:: STATED TASK ::
Transcribe the records below exactly, leaving out any pictures.
Start
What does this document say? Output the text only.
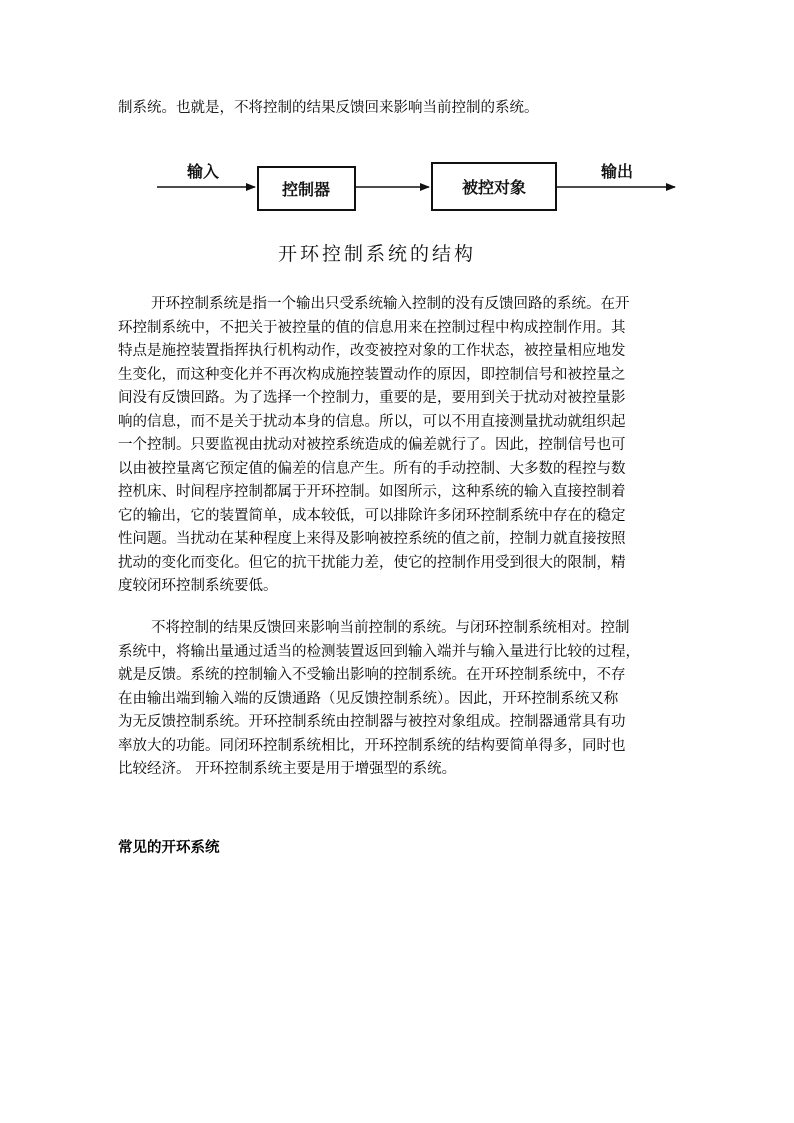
制系统。也就是，不将控制的结果反馈回来影响当前控制的系统。
输入
控制器	被控对象
输出
开环控制系统的结构
开环控制系统是指一个输出只受系统输入控制的没有反馈回路的系统。在开
环控制系统中，不把关于被控量的值的信息用来在控制过程中构成控制作用。其
特点是施控装置指挥执行机构动作，改变被控对象的工作状态，被控量相应地发
生变化，而这种变化并不再次构成施控装置动作的原因，即控制信号和被控量之
间没有反馈回路。为了选择一个控制力，重要的是，要用到关于扰动对被控量影
响的信息，而不是关于扰动本身的信息。所以，可以不用直接测量扰动就组织起
一个控制。只要监视由扰动对被控系统造成的偏差就行了。因此，控制信号也可
以由被控量离它预定值的偏差的信息产生。所有的手动控制、大多数的程控与数
控机床、时间程序控制都属于开环控制。如图所示，这种系统的输入直接控制着
它的输出，它的装置简单，成本较低，可以排除许多闭环控制系统中存在的稳定
性问题。当扰动在某种程度上来得及影响被控系统的值之前，控制力就直接按照
扰动的变化而变化。但它的抗干扰能力差，使它的控制作用受到很大的限制，精
度较闭环控制系统要低。
不将控制的结果反馈回来影响当前控制的系统。与闭环控制系统相对。控制
系统中，将输出量通过适当的检测装置返回到输入端并与输入量进行比较的过程，
就是反馈。系统的控制输入不受输出影响的控制系统。在开环控制系统中，不存
在由输出端到输入端的反馈通路（见反馈控制系统）。因此，开环控制系统又称
为无反馈控制系统。开环控制系统由控制器与被控对象组成。控制器通常具有功
率放大的功能。同闭环控制系统相比，开环控制系统的结构要简单得多，同时也
比较经济。 开环控制系统主要是用于增强型的系统。
常见的开环系统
End
:: RESULT ::
What does this document say? Output the text only.
制系统。也就是，不将控制的结果反馈回来影响当前控制的系统。
输入
控制器	被控对象
输出
开环控制系统的结构
开环控制系统是指一个输出只受系统输入控制的没有反馈回路的系统。在开
环控制系统中，不把关于被控量的值的信息用来在控制过程中构成控制作用。其
特点是施控装置指挥执行机构动作，改变被控对象的工作状态，被控量相应地发
生变化，而这种变化并不再次构成施控装置动作的原因，即控制信号和被控量之
间没有反馈回路。为了选择一个控制力，重要的是，要用到关于扰动对被控量影
响的信息，而不是关于扰动本身的信息。所以，可以不用直接测量扰动就组织起
一个控制。只要监视由扰动对被控系统造成的偏差就行了。因此，控制信号也可
以由被控量离它预定值的偏差的信息产生。所有的手动控制、大多数的程控与数
控机床、时间程序控制都属于开环控制。如图所示，这种系统的输入直接控制着
它的输出，它的装置简单，成本较低，可以排除许多闭环控制系统中存在的稳定
性问题。当扰动在某种程度上来得及影响被控系统的值之前，控制力就直接按照
扰动的变化而变化。但它的抗干扰能力差，使它的控制作用受到很大的限制，精
度较闭环控制系统要低。
不将控制的结果反馈回来影响当前控制的系统。与闭环控制系统相对。控制
系统中，将输出量通过适当的检测装置返回到输入端并与输入量进行比较的过程，
就是反馈。系统的控制输入不受输出影响的控制系统。在开环控制系统中，不存
在由输出端到输入端的反馈通路（见反馈控制系统）。因此，开环控制系统又称
为无反馈控制系统。开环控制系统由控制器与被控对象组成。控制器通常具有功
率放大的功能。同闭环控制系统相比，开环控制系统的结构要简单得多，同时也
比较经济。 开环控制系统主要是用于增强型的系统。
常见的开环系统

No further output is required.